Copy every line of the data exactly, leaving nothing out.

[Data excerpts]
= = = = = = =

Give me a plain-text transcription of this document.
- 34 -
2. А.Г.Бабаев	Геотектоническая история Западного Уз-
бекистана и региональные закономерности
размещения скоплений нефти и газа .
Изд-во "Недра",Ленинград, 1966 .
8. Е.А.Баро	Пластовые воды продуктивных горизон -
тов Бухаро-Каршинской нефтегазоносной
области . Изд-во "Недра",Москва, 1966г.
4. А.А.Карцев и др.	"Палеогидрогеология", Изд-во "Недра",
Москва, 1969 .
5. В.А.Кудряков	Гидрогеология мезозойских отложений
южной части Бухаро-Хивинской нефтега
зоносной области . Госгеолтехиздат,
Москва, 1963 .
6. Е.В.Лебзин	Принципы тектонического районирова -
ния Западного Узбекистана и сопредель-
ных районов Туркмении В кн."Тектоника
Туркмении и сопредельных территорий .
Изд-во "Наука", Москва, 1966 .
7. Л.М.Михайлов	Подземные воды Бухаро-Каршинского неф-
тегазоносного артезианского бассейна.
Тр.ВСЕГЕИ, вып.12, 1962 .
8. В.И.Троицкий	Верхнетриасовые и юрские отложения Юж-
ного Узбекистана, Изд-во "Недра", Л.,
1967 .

= = = = = = =

Exercise result.
Give me a plain-text transcription of this document.
- 34 -
2. А.Г.Бабаев	Геотектоническая история Западного Уз-
бекистана и региональные закономерности
размещения скоплений нефти и газа .
Изд-во "Недра",Ленинград, 1966 .
8. Е.А.Баро	Пластовые воды продуктивных горизон -
тов Бухаро-Каршинской нефтегазоносной
области . Изд-во "Недра",Москва, 1966г.
4. А.А.Карцев и др.	"Палеогидрогеология", Изд-во "Недра",
Москва, 1969 .
5. В.А.Кудряков	Гидрогеология мезозойских отложений
южной части Бухаро-Хивинской нефтега
зоносной области . Госгеолтехиздат,
Москва, 1963 .
6. Е.В.Лебзин	Принципы тектонического районирова -
ния Западного Узбекистана и сопредель-
ных районов Туркмении В кн."Тектоника
Туркмении и сопредельных территорий .
Изд-во "Наука", Москва, 1966 .
7. Л.М.Михайлов	Подземные воды Бухаро-Каршинского неф-
тегазоносного артезианского бассейна.
Тр.ВСЕГЕИ, вып.12, 1962 .
8. В.И.Троицкий	Верхнетриасовые и юрские отложения Юж-
ного Узбекистана, Изд-во "Недра", Л.,
1967 .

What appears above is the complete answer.